▶ Work to do
Give back the entire listing verbatim.
◇ ◇ ◇ ◇
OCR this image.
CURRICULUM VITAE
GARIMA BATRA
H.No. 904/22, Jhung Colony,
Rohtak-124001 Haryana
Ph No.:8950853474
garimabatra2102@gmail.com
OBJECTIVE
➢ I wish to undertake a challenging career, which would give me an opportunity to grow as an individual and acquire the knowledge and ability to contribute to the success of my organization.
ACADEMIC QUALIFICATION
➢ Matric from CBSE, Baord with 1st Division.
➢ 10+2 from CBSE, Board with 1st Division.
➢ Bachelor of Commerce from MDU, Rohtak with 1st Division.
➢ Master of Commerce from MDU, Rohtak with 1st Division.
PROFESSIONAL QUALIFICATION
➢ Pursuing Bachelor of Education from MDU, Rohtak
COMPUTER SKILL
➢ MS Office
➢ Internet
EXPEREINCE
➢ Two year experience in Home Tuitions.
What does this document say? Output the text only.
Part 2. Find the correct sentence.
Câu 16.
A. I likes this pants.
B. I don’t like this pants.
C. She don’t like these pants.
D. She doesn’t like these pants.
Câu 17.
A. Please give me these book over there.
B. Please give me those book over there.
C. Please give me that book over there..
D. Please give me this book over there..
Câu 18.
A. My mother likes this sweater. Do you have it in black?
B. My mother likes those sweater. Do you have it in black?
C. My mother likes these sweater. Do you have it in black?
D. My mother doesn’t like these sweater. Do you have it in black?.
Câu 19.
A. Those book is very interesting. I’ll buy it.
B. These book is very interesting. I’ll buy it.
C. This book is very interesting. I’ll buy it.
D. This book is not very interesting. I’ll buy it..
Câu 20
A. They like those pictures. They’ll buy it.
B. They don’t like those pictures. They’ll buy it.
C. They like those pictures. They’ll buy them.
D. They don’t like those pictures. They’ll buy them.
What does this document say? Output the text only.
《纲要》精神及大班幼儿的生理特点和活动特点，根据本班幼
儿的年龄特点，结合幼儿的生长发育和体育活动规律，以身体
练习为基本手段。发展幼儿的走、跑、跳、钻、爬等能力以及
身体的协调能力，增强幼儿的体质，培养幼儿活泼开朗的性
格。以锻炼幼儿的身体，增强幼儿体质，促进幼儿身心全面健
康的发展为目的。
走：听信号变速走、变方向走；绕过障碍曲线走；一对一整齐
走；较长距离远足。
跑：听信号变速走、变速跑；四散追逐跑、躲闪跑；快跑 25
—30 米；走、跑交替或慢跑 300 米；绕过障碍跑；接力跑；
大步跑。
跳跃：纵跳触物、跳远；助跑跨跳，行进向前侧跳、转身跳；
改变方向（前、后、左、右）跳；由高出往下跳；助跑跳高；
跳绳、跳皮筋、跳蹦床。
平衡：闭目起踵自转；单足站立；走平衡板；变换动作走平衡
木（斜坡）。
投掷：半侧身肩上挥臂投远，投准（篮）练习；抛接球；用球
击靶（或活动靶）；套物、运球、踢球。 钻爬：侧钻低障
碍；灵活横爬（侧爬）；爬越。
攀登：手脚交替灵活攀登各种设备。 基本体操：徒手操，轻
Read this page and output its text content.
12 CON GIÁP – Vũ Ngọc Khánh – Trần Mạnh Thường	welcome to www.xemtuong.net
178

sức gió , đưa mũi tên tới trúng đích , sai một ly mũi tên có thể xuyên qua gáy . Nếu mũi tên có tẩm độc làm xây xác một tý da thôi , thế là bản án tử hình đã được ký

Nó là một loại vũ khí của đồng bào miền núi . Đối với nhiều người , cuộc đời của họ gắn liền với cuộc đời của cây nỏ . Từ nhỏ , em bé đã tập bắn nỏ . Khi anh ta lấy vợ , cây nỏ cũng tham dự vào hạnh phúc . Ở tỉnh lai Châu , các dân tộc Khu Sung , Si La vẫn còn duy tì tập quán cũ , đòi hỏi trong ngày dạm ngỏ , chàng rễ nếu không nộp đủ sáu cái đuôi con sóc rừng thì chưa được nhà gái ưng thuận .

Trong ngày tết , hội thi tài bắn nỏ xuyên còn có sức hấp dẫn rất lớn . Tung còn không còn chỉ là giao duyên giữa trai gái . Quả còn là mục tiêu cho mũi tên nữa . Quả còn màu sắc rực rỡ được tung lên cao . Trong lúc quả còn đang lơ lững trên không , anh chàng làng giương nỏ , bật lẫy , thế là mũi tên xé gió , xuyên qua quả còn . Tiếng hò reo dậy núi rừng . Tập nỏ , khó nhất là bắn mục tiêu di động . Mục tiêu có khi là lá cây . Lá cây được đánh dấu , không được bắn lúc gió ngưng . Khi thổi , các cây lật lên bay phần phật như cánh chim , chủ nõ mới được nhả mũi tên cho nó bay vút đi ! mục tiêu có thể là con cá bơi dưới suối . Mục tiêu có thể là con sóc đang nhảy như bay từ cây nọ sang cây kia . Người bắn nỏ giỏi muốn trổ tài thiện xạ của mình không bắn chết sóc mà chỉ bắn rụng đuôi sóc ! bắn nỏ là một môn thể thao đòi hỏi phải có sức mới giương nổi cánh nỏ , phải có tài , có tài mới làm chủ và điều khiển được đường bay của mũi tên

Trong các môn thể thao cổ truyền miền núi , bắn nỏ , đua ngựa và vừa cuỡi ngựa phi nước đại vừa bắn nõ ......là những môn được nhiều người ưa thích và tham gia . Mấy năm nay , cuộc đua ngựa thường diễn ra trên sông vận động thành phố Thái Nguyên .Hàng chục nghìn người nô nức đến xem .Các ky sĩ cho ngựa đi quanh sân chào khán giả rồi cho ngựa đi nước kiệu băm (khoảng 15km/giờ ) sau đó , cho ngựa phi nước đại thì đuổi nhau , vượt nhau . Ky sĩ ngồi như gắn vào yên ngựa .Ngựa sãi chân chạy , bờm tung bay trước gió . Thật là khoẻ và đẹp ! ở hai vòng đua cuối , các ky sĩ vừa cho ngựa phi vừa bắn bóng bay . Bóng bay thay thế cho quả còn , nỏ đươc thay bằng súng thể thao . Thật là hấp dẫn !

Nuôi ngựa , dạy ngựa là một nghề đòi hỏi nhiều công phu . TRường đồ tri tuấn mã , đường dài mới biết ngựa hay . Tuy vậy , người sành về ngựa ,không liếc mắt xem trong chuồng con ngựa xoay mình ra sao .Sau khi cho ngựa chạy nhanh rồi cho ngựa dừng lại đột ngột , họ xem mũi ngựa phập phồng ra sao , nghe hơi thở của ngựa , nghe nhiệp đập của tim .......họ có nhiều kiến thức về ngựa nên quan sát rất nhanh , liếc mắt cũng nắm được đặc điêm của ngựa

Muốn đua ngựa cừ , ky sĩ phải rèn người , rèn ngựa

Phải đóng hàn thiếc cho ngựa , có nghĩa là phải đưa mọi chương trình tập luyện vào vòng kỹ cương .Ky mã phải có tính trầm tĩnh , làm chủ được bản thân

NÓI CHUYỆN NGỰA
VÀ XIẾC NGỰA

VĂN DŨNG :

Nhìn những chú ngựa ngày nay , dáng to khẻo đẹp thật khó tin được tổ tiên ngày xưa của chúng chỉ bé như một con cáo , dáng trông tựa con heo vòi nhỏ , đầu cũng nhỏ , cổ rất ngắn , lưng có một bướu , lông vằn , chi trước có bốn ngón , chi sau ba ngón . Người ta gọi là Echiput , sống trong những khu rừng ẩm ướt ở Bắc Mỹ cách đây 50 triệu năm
◇ ◇ ◇ ◇
▶ Answer for the task
OCR this image.
CURRICULUM VITAE
GARIMA BATRA
H.No. 904/22, Jhung Colony,
Rohtak-124001 Haryana
Ph No.:8950853474
garimabatra2102@gmail.com
OBJECTIVE
➢ I wish to undertake a challenging career, which would give me an opportunity to grow as an individual and acquire the knowledge and ability to contribute to the success of my organization.
ACADEMIC QUALIFICATION
➢ Matric from CBSE, Baord with 1st Division.
➢ 10+2 from CBSE, Board with 1st Division.
➢ Bachelor of Commerce from MDU, Rohtak with 1st Division.
➢ Master of Commerce from MDU, Rohtak with 1st Division.
PROFESSIONAL QUALIFICATION
➢ Pursuing Bachelor of Education from MDU, Rohtak
COMPUTER SKILL
➢ MS Office
➢ Internet
EXPEREINCE
➢ Two year experience in Home Tuitions.
What does this document say? Output the text only.
Part 2. Find the correct sentence.
Câu 16.
A. I likes this pants.
B. I don’t like this pants.
C. She don’t like these pants.
D. She doesn’t like these pants.
Câu 17.
A. Please give me these book over there.
B. Please give me those book over there.
C. Please give me that book over there..
D. Please give me this book over there..
Câu 18.
A. My mother likes this sweater. Do you have it in black?
B. My mother likes those sweater. Do you have it in black?
C. My mother likes these sweater. Do you have it in black?
D. My mother doesn’t like these sweater. Do you have it in black?.
Câu 19.
A. Those book is very interesting. I’ll buy it.
B. These book is very interesting. I’ll buy it.
C. This book is very interesting. I’ll buy it.
D. This book is not very interesting. I’ll buy it..
Câu 20
A. They like those pictures. They’ll buy it.
B. They don’t like those pictures. They’ll buy it.
C. They like those pictures. They’ll buy them.
D. They don’t like those pictures. They’ll buy them.
What does this document say? Output the text only.
《纲要》精神及大班幼儿的生理特点和活动特点，根据本班幼
儿的年龄特点，结合幼儿的生长发育和体育活动规律，以身体
练习为基本手段。发展幼儿的走、跑、跳、钻、爬等能力以及
身体的协调能力，增强幼儿的体质，培养幼儿活泼开朗的性
格。以锻炼幼儿的身体，增强幼儿体质，促进幼儿身心全面健
康的发展为目的。
走：听信号变速走、变方向走；绕过障碍曲线走；一对一整齐
走；较长距离远足。
跑：听信号变速走、变速跑；四散追逐跑、躲闪跑；快跑 25
—30 米；走、跑交替或慢跑 300 米；绕过障碍跑；接力跑；
大步跑。
跳跃：纵跳触物、跳远；助跑跨跳，行进向前侧跳、转身跳；
改变方向（前、后、左、右）跳；由高出往下跳；助跑跳高；
跳绳、跳皮筋、跳蹦床。
平衡：闭目起踵自转；单足站立；走平衡板；变换动作走平衡
木（斜坡）。
投掷：半侧身肩上挥臂投远，投准（篮）练习；抛接球；用球
击靶（或活动靶）；套物、运球、踢球。 钻爬：侧钻低障
碍；灵活横爬（侧爬）；爬越。
攀登：手脚交替灵活攀登各种设备。 基本体操：徒手操，轻
Read this page and output its text content.
12 CON GIÁP – Vũ Ngọc Khánh – Trần Mạnh Thường	welcome to www.xemtuong.net
178

sức gió , đưa mũi tên tới trúng đích , sai một ly mũi tên có thể xuyên qua gáy . Nếu mũi tên có tẩm độc làm xây xác một tý da thôi , thế là bản án tử hình đã được ký

Nó là một loại vũ khí của đồng bào miền núi . Đối với nhiều người , cuộc đời của họ gắn liền với cuộc đời của cây nỏ . Từ nhỏ , em bé đã tập bắn nỏ . Khi anh ta lấy vợ , cây nỏ cũng tham dự vào hạnh phúc . Ở tỉnh lai Châu , các dân tộc Khu Sung , Si La vẫn còn duy tì tập quán cũ , đòi hỏi trong ngày dạm ngỏ , chàng rễ nếu không nộp đủ sáu cái đuôi con sóc rừng thì chưa được nhà gái ưng thuận .

Trong ngày tết , hội thi tài bắn nỏ xuyên còn có sức hấp dẫn rất lớn . Tung còn không còn chỉ là giao duyên giữa trai gái . Quả còn là mục tiêu cho mũi tên nữa . Quả còn màu sắc rực rỡ được tung lên cao . Trong lúc quả còn đang lơ lững trên không , anh chàng làng giương nỏ , bật lẫy , thế là mũi tên xé gió , xuyên qua quả còn . Tiếng hò reo dậy núi rừng . Tập nỏ , khó nhất là bắn mục tiêu di động . Mục tiêu có khi là lá cây . Lá cây được đánh dấu , không được bắn lúc gió ngưng . Khi thổi , các cây lật lên bay phần phật như cánh chim , chủ nõ mới được nhả mũi tên cho nó bay vút đi ! mục tiêu có thể là con cá bơi dưới suối . Mục tiêu có thể là con sóc đang nhảy như bay từ cây nọ sang cây kia . Người bắn nỏ giỏi muốn trổ tài thiện xạ của mình không bắn chết sóc mà chỉ bắn rụng đuôi sóc ! bắn nỏ là một môn thể thao đòi hỏi phải có sức mới giương nổi cánh nỏ , phải có tài , có tài mới làm chủ và điều khiển được đường bay của mũi tên

Trong các môn thể thao cổ truyền miền núi , bắn nỏ , đua ngựa và vừa cuỡi ngựa phi nước đại vừa bắn nõ ......là những môn được nhiều người ưa thích và tham gia . Mấy năm nay , cuộc đua ngựa thường diễn ra trên sông vận động thành phố Thái Nguyên .Hàng chục nghìn người nô nức đến xem .Các ky sĩ cho ngựa đi quanh sân chào khán giả rồi cho ngựa đi nước kiệu băm (khoảng 15km/giờ ) sau đó , cho ngựa phi nước đại thì đuổi nhau , vượt nhau . Ky sĩ ngồi như gắn vào yên ngựa .Ngựa sãi chân chạy , bờm tung bay trước gió . Thật là khoẻ và đẹp ! ở hai vòng đua cuối , các ky sĩ vừa cho ngựa phi vừa bắn bóng bay . Bóng bay thay thế cho quả còn , nỏ đươc thay bằng súng thể thao . Thật là hấp dẫn !

Nuôi ngựa , dạy ngựa là một nghề đòi hỏi nhiều công phu . TRường đồ tri tuấn mã , đường dài mới biết ngựa hay . Tuy vậy , người sành về ngựa ,không liếc mắt xem trong chuồng con ngựa xoay mình ra sao .Sau khi cho ngựa chạy nhanh rồi cho ngựa dừng lại đột ngột , họ xem mũi ngựa phập phồng ra sao , nghe hơi thở của ngựa , nghe nhiệp đập của tim .......họ có nhiều kiến thức về ngựa nên quan sát rất nhanh , liếc mắt cũng nắm được đặc điêm của ngựa

Muốn đua ngựa cừ , ky sĩ phải rèn người , rèn ngựa

Phải đóng hàn thiếc cho ngựa , có nghĩa là phải đưa mọi chương trình tập luyện vào vòng kỹ cương .Ky mã phải có tính trầm tĩnh , làm chủ được bản thân

NÓI CHUYỆN NGỰA
VÀ XIẾC NGỰA

VĂN DŨNG :

Nhìn những chú ngựa ngày nay , dáng to khẻo đẹp thật khó tin được tổ tiên ngày xưa của chúng chỉ bé như một con cáo , dáng trông tựa con heo vòi nhỏ , đầu cũng nhỏ , cổ rất ngắn , lưng có một bướu , lông vằn , chi trước có bốn ngón , chi sau ba ngón . Người ta gọi là Echiput , sống trong những khu rừng ẩm ướt ở Bắc Mỹ cách đây 50 triệu năm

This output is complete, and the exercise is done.